_Given problem_:
Please copy all the lines that follow, word for word.

-- Begin Materials provided --

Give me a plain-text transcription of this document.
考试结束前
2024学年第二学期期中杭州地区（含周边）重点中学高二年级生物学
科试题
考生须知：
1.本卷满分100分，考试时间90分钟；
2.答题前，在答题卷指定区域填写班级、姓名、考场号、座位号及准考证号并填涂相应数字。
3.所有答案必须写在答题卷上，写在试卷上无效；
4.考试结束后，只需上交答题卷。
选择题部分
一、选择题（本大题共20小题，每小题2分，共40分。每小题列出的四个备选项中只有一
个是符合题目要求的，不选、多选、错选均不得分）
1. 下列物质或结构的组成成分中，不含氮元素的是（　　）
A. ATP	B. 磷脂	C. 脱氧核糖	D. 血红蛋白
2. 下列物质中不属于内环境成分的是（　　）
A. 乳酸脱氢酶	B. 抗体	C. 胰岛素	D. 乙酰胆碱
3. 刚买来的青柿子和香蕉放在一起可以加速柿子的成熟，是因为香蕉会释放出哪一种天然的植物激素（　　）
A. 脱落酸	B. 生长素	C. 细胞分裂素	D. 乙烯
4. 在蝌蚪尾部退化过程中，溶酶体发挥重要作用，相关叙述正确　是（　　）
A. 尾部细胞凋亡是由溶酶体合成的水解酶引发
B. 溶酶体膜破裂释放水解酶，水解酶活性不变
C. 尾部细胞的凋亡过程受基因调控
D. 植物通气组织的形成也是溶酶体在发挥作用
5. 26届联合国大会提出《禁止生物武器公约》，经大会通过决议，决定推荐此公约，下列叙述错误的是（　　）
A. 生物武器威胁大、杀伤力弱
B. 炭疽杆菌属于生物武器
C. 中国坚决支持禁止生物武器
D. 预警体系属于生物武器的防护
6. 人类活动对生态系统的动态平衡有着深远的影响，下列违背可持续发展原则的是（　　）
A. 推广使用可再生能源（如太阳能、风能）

-- End Materials provided --

_Correct output_:
Give me a plain-text transcription of this document.
考试结束前
2024学年第二学期期中杭州地区（含周边）重点中学高二年级生物学
科试题
考生须知：
1.本卷满分100分，考试时间90分钟；
2.答题前，在答题卷指定区域填写班级、姓名、考场号、座位号及准考证号并填涂相应数字。
3.所有答案必须写在答题卷上，写在试卷上无效；
4.考试结束后，只需上交答题卷。
选择题部分
一、选择题（本大题共20小题，每小题2分，共40分。每小题列出的四个备选项中只有一
个是符合题目要求的，不选、多选、错选均不得分）
1. 下列物质或结构的组成成分中，不含氮元素的是（　　）
A. ATP	B. 磷脂	C. 脱氧核糖	D. 血红蛋白
2. 下列物质中不属于内环境成分的是（　　）
A. 乳酸脱氢酶	B. 抗体	C. 胰岛素	D. 乙酰胆碱
3. 刚买来的青柿子和香蕉放在一起可以加速柿子的成熟，是因为香蕉会释放出哪一种天然的植物激素（　　）
A. 脱落酸	B. 生长素	C. 细胞分裂素	D. 乙烯
4. 在蝌蚪尾部退化过程中，溶酶体发挥重要作用，相关叙述正确　是（　　）
A. 尾部细胞凋亡是由溶酶体合成的水解酶引发
B. 溶酶体膜破裂释放水解酶，水解酶活性不变
C. 尾部细胞的凋亡过程受基因调控
D. 植物通气组织的形成也是溶酶体在发挥作用
5. 26届联合国大会提出《禁止生物武器公约》，经大会通过决议，决定推荐此公约，下列叙述错误的是（　　）
A. 生物武器威胁大、杀伤力弱
B. 炭疽杆菌属于生物武器
C. 中国坚决支持禁止生物武器
D. 预警体系属于生物武器的防护
6. 人类活动对生态系统的动态平衡有着深远的影响，下列违背可持续发展原则的是（　　）
A. 推广使用可再生能源（如太阳能、风能）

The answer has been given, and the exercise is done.